### To be done
Repeat the records verbatim and leave the pictures out of your copy.

### Records supplied
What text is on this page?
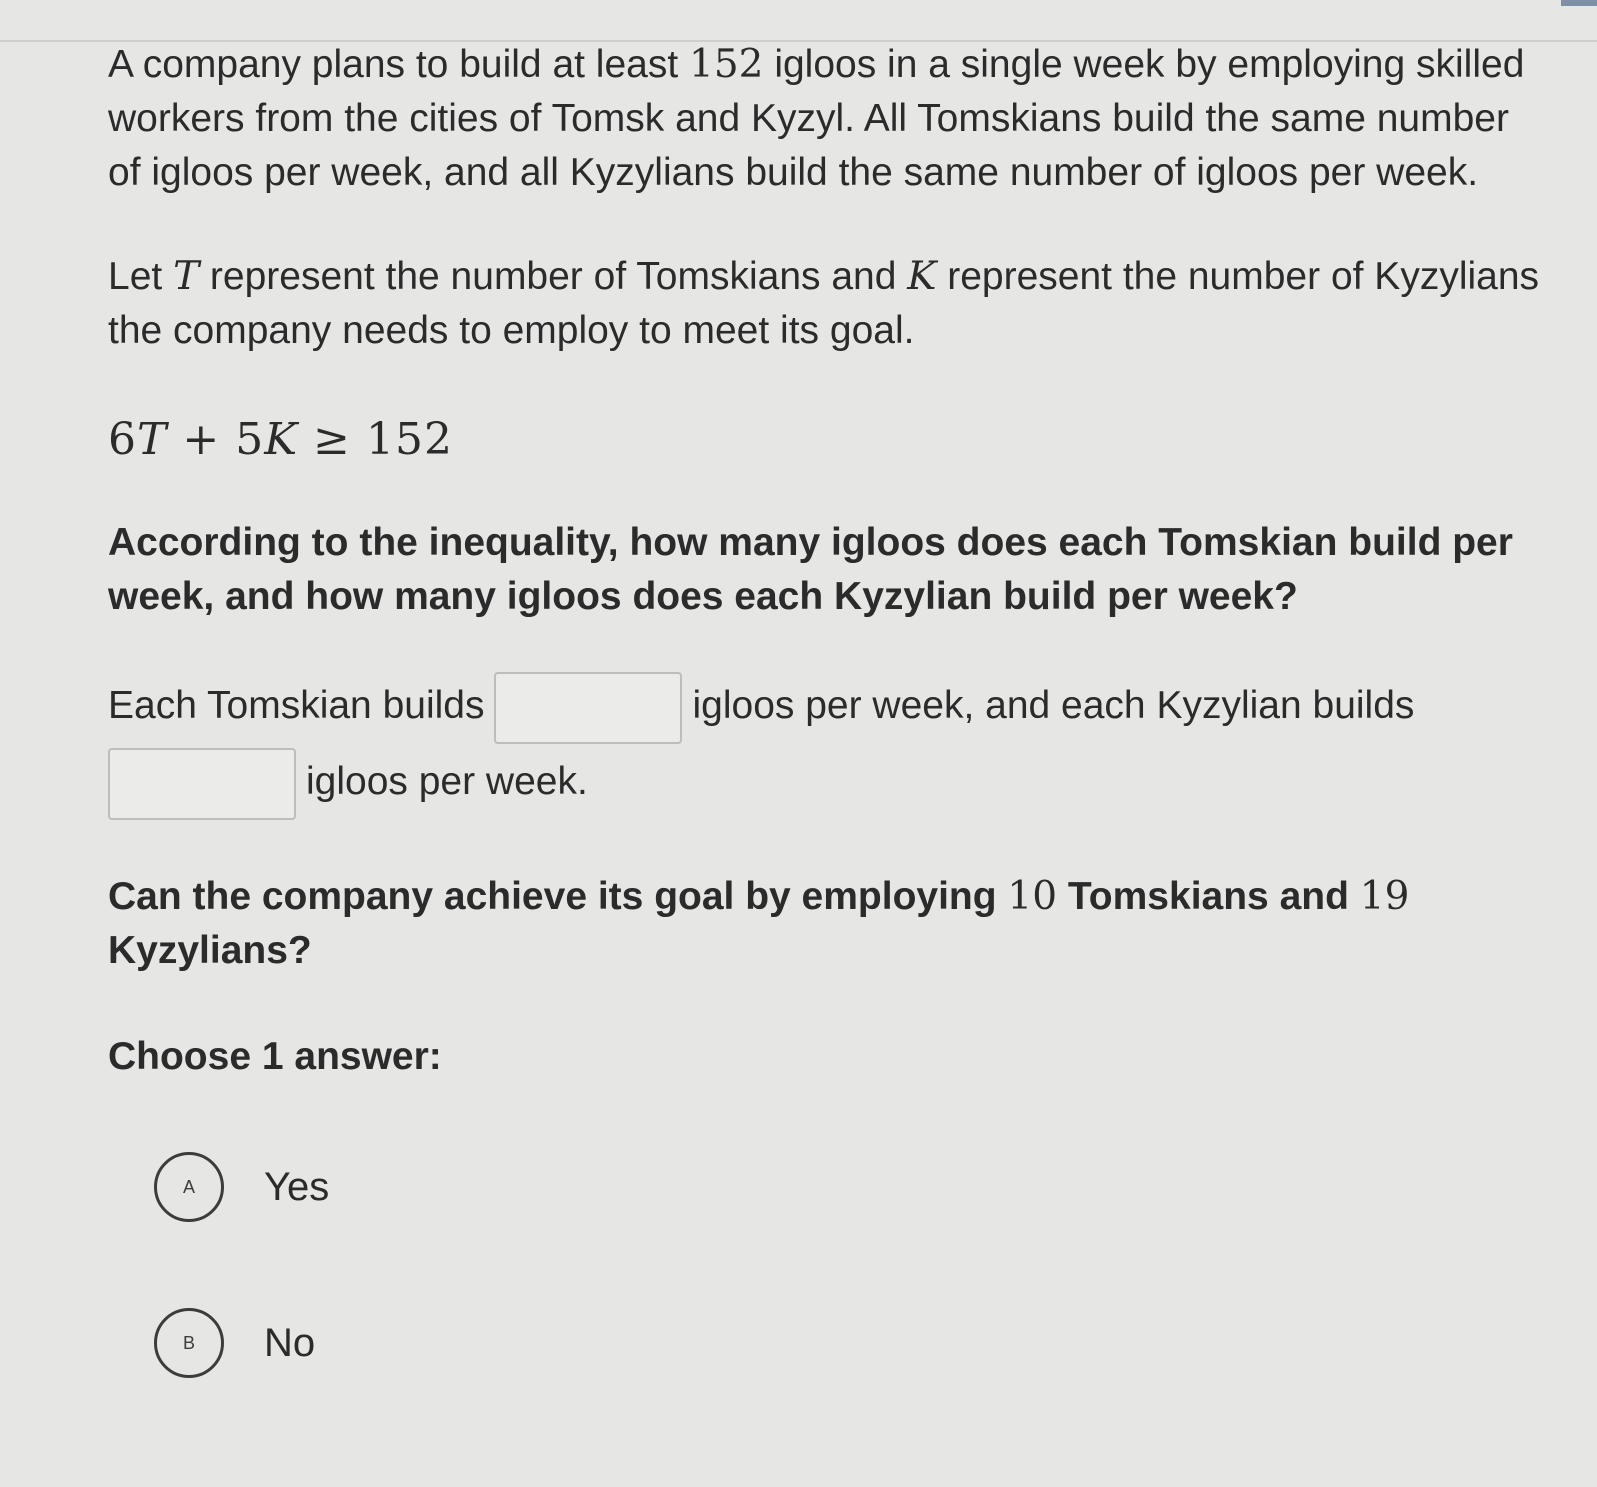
A company plans to build at least 152 igloos in a single week by employing skilled workers from the cities of Tomsk and Kyzyl. All Tomskians build the same number of igloos per week, and all Kyzylians build the same number of igloos per week.

Let T represent the number of Tomskians and K represent the number of Kyzylians the company needs to employ to meet its goal.

6T + 5K ≥ 152

According to the inequality, how many igloos does each Tomskian build per week, and how many igloos does each Kyzylian build per week?

Each Tomskian builds	igloos per week, and each Kyzylian builds
igloos per week.

Can the company achieve its goal by employing 10 Tomskians and 19 Kyzylians?

Choose 1 answer:

A	Yes
B	No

### Exercise result
What text is on this page?
A company plans to build at least 152 igloos in a single week by employing skilled workers from the cities of Tomsk and Kyzyl. All Tomskians build the same number of igloos per week, and all Kyzylians build the same number of igloos per week.

Let T represent the number of Tomskians and K represent the number of Kyzylians the company needs to employ to meet its goal.

6T + 5K ≥ 152

According to the inequality, how many igloos does each Tomskian build per week, and how many igloos does each Kyzylian build per week?

Each Tomskian builds	igloos per week, and each Kyzylian builds
igloos per week.

Can the company achieve its goal by employing 10 Tomskians and 19 Kyzylians?

Choose 1 answer:

A	Yes
B	No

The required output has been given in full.